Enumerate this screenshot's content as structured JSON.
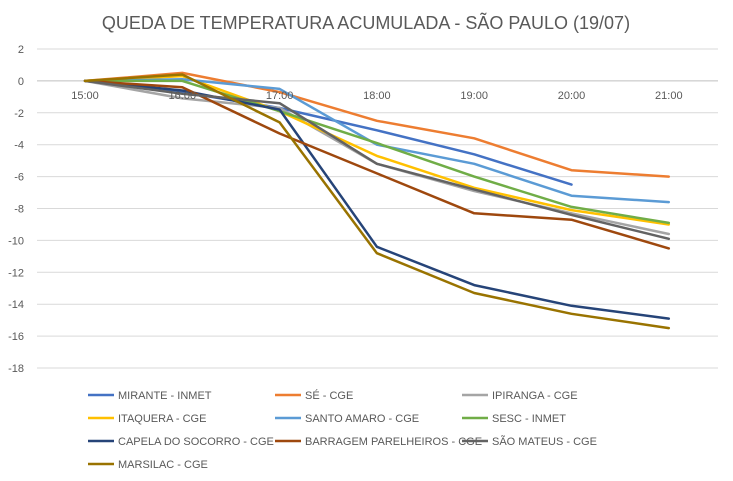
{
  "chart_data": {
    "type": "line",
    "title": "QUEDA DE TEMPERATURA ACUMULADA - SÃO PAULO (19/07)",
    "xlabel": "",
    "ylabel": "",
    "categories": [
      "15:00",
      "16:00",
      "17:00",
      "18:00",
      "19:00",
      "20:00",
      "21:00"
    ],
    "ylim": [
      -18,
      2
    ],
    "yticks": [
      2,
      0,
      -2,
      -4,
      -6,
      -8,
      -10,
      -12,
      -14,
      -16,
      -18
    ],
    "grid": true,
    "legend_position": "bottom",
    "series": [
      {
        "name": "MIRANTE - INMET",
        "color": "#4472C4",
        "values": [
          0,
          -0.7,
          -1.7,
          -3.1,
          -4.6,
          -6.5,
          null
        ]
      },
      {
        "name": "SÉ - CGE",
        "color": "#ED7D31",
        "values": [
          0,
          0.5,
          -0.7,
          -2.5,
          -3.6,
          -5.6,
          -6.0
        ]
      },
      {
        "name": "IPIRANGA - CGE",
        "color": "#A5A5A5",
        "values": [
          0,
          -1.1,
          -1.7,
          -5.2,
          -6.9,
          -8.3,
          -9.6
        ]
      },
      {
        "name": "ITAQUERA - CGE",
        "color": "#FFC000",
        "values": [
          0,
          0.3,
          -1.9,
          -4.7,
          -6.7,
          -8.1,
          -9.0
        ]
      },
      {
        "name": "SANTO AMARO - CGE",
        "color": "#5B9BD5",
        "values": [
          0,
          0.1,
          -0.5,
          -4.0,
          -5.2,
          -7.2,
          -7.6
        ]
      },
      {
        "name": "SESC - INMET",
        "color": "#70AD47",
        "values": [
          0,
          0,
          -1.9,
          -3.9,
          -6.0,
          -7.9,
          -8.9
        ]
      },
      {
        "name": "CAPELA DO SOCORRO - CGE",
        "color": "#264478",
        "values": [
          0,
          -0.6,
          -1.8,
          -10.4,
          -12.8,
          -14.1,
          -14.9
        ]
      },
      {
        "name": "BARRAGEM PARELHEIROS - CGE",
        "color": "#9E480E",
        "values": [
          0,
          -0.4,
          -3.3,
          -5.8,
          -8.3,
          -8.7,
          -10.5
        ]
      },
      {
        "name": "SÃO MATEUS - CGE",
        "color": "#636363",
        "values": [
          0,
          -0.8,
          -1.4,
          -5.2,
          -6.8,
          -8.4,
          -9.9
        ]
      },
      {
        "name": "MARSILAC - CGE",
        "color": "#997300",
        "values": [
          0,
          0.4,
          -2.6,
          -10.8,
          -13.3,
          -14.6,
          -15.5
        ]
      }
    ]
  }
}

☆ ☆ ☆ ☆ ☆

Written exercise: Every line of the records that includes the word "color" should be gathered.

Solution below:
        "color": "#4472C4",
        "color": "#ED7D31",
        "color": "#A5A5A5",
        "color": "#FFC000",
        "color": "#5B9BD5",
        "color": "#70AD47",
        "color": "#264478",
        "color": "#9E480E",
        "color": "#636363",
        "color": "#997300",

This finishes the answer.